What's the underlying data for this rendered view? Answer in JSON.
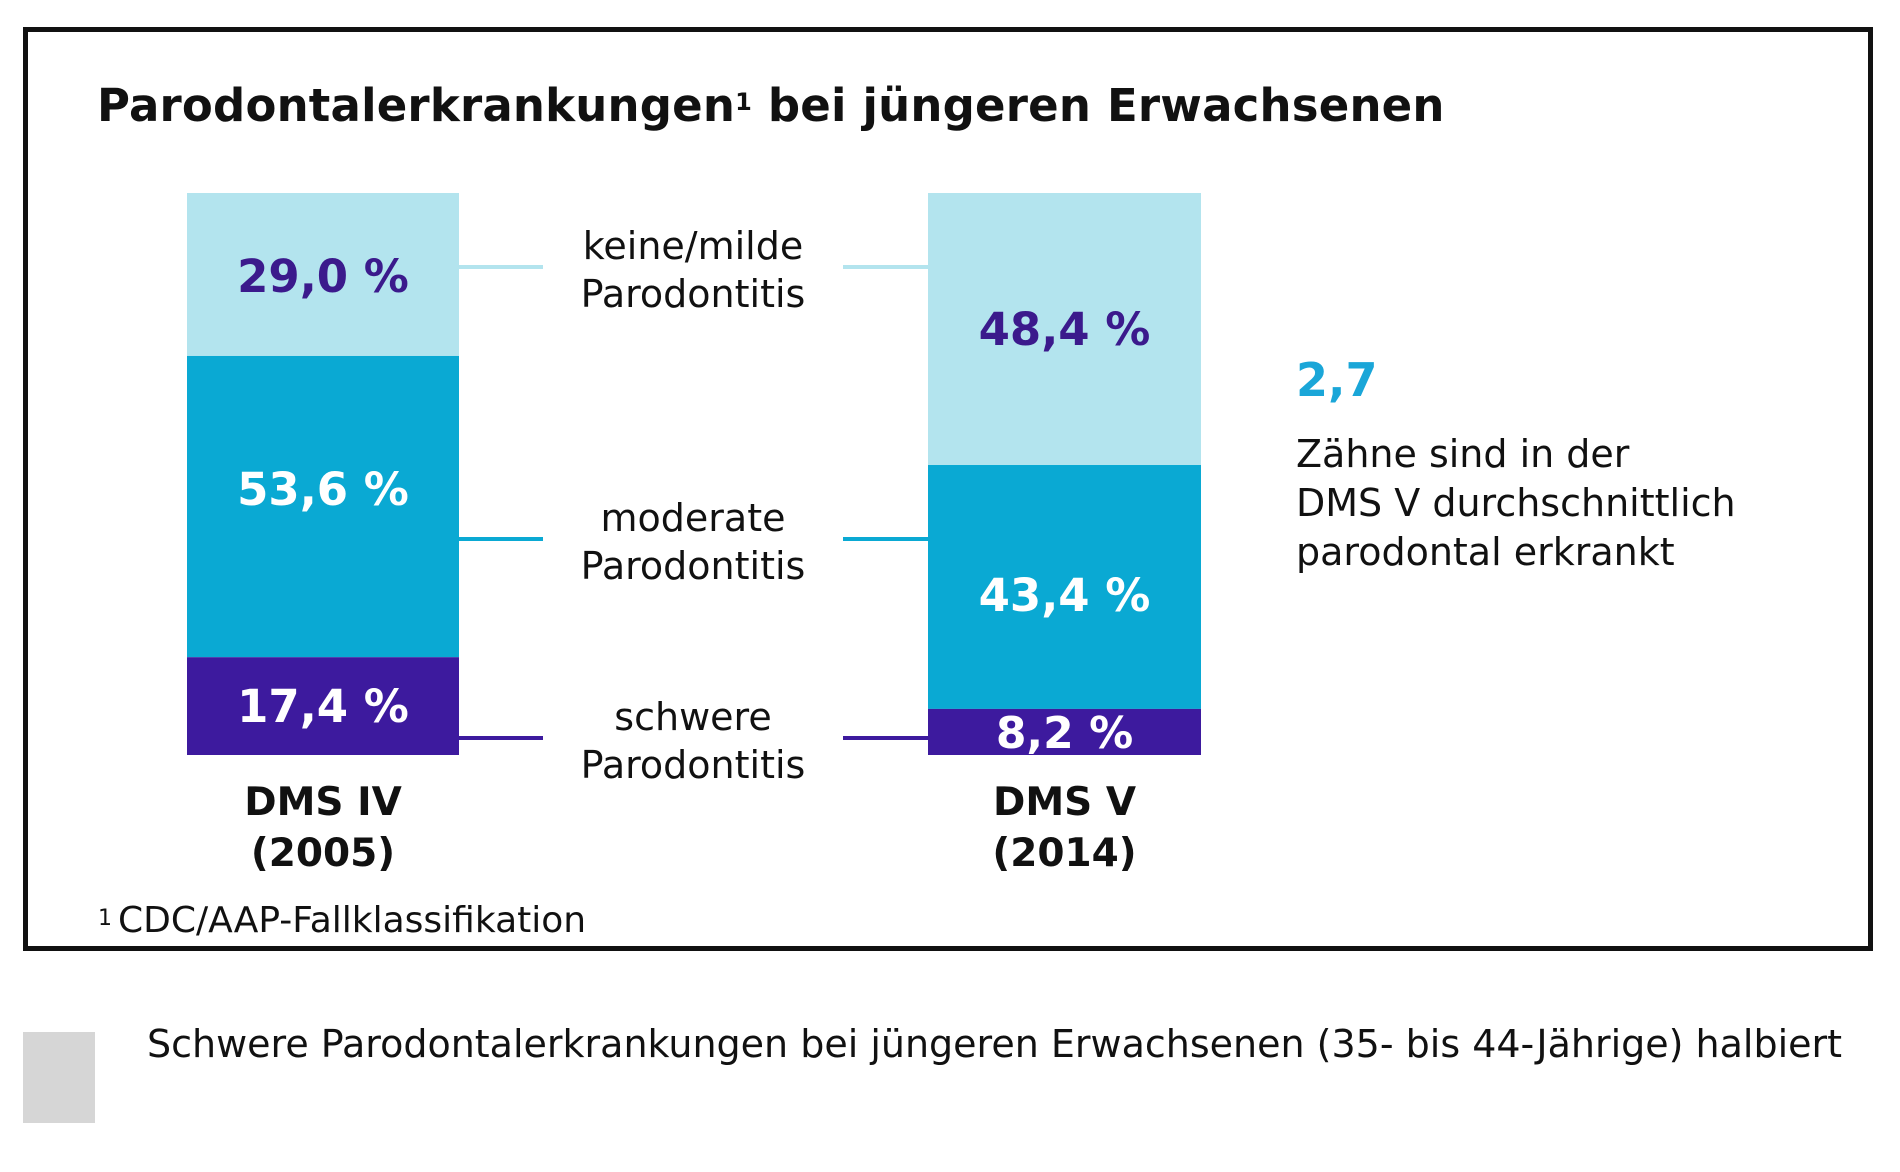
{
  "title": {
    "main": "Parodontalerkrankungen",
    "superscript": "1",
    "rest": " bei jüngeren Erwachsenen"
  },
  "colors": {
    "keine_milde": "#b3e4ee",
    "moderate": "#0aa9d3",
    "schwere": "#3d1a9e",
    "label_dark": "#3b1a8c",
    "label_light": "#ffffff",
    "highlight": "#1aa6d8",
    "legend_swatch": "#d6d6d6"
  },
  "chart_data": {
    "type": "bar",
    "stacked": true,
    "title": "Parodontalerkrankungen¹ bei jüngeren Erwachsenen",
    "categories": [
      "DMS IV (2005)",
      "DMS V (2014)"
    ],
    "category_labels": [
      {
        "line1": "DMS IV",
        "line2": "(2005)"
      },
      {
        "line1": "DMS V",
        "line2": "(2014)"
      }
    ],
    "unit": "%",
    "ylim": [
      0,
      100
    ],
    "grid": false,
    "series": [
      {
        "name": "keine/milde Parodontitis",
        "line1": "keine/milde",
        "line2": "Parodontitis",
        "values": [
          29.0,
          48.4
        ],
        "labels": [
          "29,0 %",
          "48,4 %"
        ]
      },
      {
        "name": "moderate Parodontitis",
        "line1": "moderate",
        "line2": "Parodontitis",
        "values": [
          53.6,
          43.4
        ],
        "labels": [
          "53,6 %",
          "43,4 %"
        ]
      },
      {
        "name": "schwere Parodontitis",
        "line1": "schwere",
        "line2": "Parodontitis",
        "values": [
          17.4,
          8.2
        ],
        "labels": [
          "17,4 %",
          "8,2 %"
        ]
      }
    ],
    "legend_placement": "center-between-bars"
  },
  "side_note": {
    "value": "2,7",
    "lines": [
      "Zähne sind in der",
      "DMS V durchschnittlich",
      "parodontal erkrankt"
    ]
  },
  "footnote": {
    "marker": "1",
    "text": "CDC/AAP-Fallklassifikation"
  },
  "caption": {
    "text": "Schwere Parodontalerkrankungen bei jüngeren Erwachsenen (35- bis 44-Jährige) halbiert"
  }
}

____

Leave out the pictures and transcribe everything else exactly.

ANSWER TO THIS TASK
What's the underlying data for this rendered view? Answer in JSON.
{
  "title": {
    "main": "Parodontalerkrankungen",
    "superscript": "1",
    "rest": " bei jüngeren Erwachsenen"
  },
  "colors": {
    "keine_milde": "#b3e4ee",
    "moderate": "#0aa9d3",
    "schwere": "#3d1a9e",
    "label_dark": "#3b1a8c",
    "label_light": "#ffffff",
    "highlight": "#1aa6d8",
    "legend_swatch": "#d6d6d6"
  },
  "chart_data": {
    "type": "bar",
    "stacked": true,
    "title": "Parodontalerkrankungen¹ bei jüngeren Erwachsenen",
    "categories": [
      "DMS IV (2005)",
      "DMS V (2014)"
    ],
    "category_labels": [
      {
        "line1": "DMS IV",
        "line2": "(2005)"
      },
      {
        "line1": "DMS V",
        "line2": "(2014)"
      }
    ],
    "unit": "%",
    "ylim": [
      0,
      100
    ],
    "grid": false,
    "series": [
      {
        "name": "keine/milde Parodontitis",
        "line1": "keine/milde",
        "line2": "Parodontitis",
        "values": [
          29.0,
          48.4
        ],
        "labels": [
          "29,0 %",
          "48,4 %"
        ]
      },
      {
        "name": "moderate Parodontitis",
        "line1": "moderate",
        "line2": "Parodontitis",
        "values": [
          53.6,
          43.4
        ],
        "labels": [
          "53,6 %",
          "43,4 %"
        ]
      },
      {
        "name": "schwere Parodontitis",
        "line1": "schwere",
        "line2": "Parodontitis",
        "values": [
          17.4,
          8.2
        ],
        "labels": [
          "17,4 %",
          "8,2 %"
        ]
      }
    ],
    "legend_placement": "center-between-bars"
  },
  "side_note": {
    "value": "2,7",
    "lines": [
      "Zähne sind in der",
      "DMS V durchschnittlich",
      "parodontal erkrankt"
    ]
  },
  "footnote": {
    "marker": "1",
    "text": "CDC/AAP-Fallklassifikation"
  },
  "caption": {
    "text": "Schwere Parodontalerkrankungen bei jüngeren Erwachsenen (35- bis 44-Jährige) halbiert"
  }
}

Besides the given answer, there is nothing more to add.